[START]

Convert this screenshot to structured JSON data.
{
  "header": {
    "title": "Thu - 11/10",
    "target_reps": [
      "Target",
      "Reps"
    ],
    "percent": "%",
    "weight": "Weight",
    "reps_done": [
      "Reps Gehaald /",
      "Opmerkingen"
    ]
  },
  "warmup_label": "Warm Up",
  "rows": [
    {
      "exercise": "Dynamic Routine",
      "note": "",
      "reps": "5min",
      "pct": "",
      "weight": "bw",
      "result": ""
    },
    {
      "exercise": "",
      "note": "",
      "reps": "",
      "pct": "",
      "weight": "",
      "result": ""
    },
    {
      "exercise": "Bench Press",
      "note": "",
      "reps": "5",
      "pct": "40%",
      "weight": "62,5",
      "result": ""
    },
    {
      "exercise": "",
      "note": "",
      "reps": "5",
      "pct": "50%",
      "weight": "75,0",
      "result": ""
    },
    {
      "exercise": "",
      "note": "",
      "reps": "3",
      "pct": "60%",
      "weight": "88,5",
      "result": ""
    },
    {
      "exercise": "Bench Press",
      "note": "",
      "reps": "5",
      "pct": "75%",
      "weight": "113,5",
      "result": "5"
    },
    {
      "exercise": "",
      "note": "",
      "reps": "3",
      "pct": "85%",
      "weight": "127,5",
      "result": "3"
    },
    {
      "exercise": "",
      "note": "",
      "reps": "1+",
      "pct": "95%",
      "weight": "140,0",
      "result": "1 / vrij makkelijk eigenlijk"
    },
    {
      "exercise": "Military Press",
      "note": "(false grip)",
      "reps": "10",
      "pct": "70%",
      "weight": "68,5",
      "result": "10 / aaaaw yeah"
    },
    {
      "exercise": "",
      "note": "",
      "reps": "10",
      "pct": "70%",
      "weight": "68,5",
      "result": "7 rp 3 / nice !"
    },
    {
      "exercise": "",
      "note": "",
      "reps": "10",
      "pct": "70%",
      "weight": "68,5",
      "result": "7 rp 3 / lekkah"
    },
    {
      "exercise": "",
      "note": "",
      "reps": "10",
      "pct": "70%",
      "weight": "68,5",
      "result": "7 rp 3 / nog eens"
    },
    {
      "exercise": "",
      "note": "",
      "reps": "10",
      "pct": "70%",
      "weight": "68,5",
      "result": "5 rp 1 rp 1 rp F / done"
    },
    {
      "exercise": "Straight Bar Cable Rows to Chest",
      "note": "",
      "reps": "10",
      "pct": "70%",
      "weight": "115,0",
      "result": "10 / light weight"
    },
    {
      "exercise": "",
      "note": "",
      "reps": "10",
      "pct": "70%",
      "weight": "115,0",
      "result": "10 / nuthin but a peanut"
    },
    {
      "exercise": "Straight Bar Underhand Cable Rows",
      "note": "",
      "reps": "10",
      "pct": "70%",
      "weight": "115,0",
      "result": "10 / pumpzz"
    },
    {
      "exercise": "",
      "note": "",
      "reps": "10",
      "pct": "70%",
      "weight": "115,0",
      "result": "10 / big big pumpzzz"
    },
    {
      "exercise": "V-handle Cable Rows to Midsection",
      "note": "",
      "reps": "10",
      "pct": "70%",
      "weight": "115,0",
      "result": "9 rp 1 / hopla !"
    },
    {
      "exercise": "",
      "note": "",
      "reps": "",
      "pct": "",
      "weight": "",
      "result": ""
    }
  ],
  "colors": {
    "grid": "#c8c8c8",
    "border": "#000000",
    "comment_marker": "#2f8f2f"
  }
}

[END]

• Direction:
Set all of the entries down again, exactly as they were given.

• Finished answer:
Convert this screenshot to structured JSON data.
{
  "header": {
    "title": "Thu - 11/10",
    "target_reps": [
      "Target",
      "Reps"
    ],
    "percent": "%",
    "weight": "Weight",
    "reps_done": [
      "Reps Gehaald /",
      "Opmerkingen"
    ]
  },
  "warmup_label": "Warm Up",
  "rows": [
    {
      "exercise": "Dynamic Routine",
      "note": "",
      "reps": "5min",
      "pct": "",
      "weight": "bw",
      "result": ""
    },
    {
      "exercise": "",
      "note": "",
      "reps": "",
      "pct": "",
      "weight": "",
      "result": ""
    },
    {
      "exercise": "Bench Press",
      "note": "",
      "reps": "5",
      "pct": "40%",
      "weight": "62,5",
      "result": ""
    },
    {
      "exercise": "",
      "note": "",
      "reps": "5",
      "pct": "50%",
      "weight": "75,0",
      "result": ""
    },
    {
      "exercise": "",
      "note": "",
      "reps": "3",
      "pct": "60%",
      "weight": "88,5",
      "result": ""
    },
    {
      "exercise": "Bench Press",
      "note": "",
      "reps": "5",
      "pct": "75%",
      "weight": "113,5",
      "result": "5"
    },
    {
      "exercise": "",
      "note": "",
      "reps": "3",
      "pct": "85%",
      "weight": "127,5",
      "result": "3"
    },
    {
      "exercise": "",
      "note": "",
      "reps": "1+",
      "pct": "95%",
      "weight": "140,0",
      "result": "1 / vrij makkelijk eigenlijk"
    },
    {
      "exercise": "Military Press",
      "note": "(false grip)",
      "reps": "10",
      "pct": "70%",
      "weight": "68,5",
      "result": "10 / aaaaw yeah"
    },
    {
      "exercise": "",
      "note": "",
      "reps": "10",
      "pct": "70%",
      "weight": "68,5",
      "result": "7 rp 3 / nice !"
    },
    {
      "exercise": "",
      "note": "",
      "reps": "10",
      "pct": "70%",
      "weight": "68,5",
      "result": "7 rp 3 / lekkah"
    },
    {
      "exercise": "",
      "note": "",
      "reps": "10",
      "pct": "70%",
      "weight": "68,5",
      "result": "7 rp 3 / nog eens"
    },
    {
      "exercise": "",
      "note": "",
      "reps": "10",
      "pct": "70%",
      "weight": "68,5",
      "result": "5 rp 1 rp 1 rp F / done"
    },
    {
      "exercise": "Straight Bar Cable Rows to Chest",
      "note": "",
      "reps": "10",
      "pct": "70%",
      "weight": "115,0",
      "result": "10 / light weight"
    },
    {
      "exercise": "",
      "note": "",
      "reps": "10",
      "pct": "70%",
      "weight": "115,0",
      "result": "10 / nuthin but a peanut"
    },
    {
      "exercise": "Straight Bar Underhand Cable Rows",
      "note": "",
      "reps": "10",
      "pct": "70%",
      "weight": "115,0",
      "result": "10 / pumpzz"
    },
    {
      "exercise": "",
      "note": "",
      "reps": "10",
      "pct": "70%",
      "weight": "115,0",
      "result": "10 / big big pumpzzz"
    },
    {
      "exercise": "V-handle Cable Rows to Midsection",
      "note": "",
      "reps": "10",
      "pct": "70%",
      "weight": "115,0",
      "result": "9 rp 1 / hopla !"
    },
    {
      "exercise": "",
      "note": "",
      "reps": "",
      "pct": "",
      "weight": "",
      "result": ""
    }
  ],
  "colors": {
    "grid": "#c8c8c8",
    "border": "#000000",
    "comment_marker": "#2f8f2f"
  }
}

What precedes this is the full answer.